__Exercise requirements__:
Extract each line bearing the word "Other".

__Saved data entries__:
******

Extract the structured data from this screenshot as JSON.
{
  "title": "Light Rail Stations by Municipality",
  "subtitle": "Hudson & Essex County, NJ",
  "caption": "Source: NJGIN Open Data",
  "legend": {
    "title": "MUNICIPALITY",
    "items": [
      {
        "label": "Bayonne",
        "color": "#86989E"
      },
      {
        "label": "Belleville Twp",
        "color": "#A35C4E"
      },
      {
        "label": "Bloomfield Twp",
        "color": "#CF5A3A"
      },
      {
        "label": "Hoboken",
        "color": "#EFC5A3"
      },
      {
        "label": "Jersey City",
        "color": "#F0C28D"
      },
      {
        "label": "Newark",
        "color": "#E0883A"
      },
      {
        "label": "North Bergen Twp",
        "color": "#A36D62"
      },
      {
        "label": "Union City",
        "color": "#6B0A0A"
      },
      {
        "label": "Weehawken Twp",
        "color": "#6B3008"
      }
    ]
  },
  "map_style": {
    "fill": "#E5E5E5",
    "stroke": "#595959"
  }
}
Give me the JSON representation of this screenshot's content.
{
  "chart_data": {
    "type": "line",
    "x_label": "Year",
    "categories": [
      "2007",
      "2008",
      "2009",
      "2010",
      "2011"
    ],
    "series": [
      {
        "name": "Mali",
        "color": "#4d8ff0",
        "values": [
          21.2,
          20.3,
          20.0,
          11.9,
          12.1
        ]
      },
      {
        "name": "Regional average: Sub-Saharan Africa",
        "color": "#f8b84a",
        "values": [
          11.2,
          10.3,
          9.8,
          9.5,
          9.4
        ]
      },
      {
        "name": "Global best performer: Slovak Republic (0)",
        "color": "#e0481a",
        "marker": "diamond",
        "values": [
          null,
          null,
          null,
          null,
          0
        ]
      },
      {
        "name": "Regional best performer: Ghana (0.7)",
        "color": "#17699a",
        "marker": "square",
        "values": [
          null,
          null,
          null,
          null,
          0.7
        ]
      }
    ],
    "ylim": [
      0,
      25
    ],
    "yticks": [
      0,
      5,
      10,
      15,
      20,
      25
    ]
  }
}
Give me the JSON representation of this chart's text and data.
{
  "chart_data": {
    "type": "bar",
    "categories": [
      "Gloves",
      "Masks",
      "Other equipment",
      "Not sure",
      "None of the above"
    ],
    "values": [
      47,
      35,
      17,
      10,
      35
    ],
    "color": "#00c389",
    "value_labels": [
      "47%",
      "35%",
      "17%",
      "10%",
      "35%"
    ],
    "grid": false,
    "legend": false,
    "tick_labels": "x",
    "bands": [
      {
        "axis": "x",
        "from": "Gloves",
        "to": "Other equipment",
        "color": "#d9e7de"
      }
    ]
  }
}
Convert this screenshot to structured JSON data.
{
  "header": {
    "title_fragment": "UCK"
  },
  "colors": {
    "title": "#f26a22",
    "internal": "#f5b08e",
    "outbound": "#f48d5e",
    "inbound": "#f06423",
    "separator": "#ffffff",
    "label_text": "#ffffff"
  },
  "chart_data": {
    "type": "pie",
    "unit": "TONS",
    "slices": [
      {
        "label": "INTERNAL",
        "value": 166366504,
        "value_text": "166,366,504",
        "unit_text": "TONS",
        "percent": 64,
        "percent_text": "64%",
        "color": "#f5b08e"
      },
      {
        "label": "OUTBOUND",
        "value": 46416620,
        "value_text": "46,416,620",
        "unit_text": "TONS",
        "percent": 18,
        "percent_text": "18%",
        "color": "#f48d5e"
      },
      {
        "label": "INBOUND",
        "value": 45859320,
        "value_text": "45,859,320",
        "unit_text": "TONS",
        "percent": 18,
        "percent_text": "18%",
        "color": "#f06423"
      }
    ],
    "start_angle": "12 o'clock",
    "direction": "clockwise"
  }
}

******

__Exercise output__:
      "Other equipment",
        "to": "Other equipment",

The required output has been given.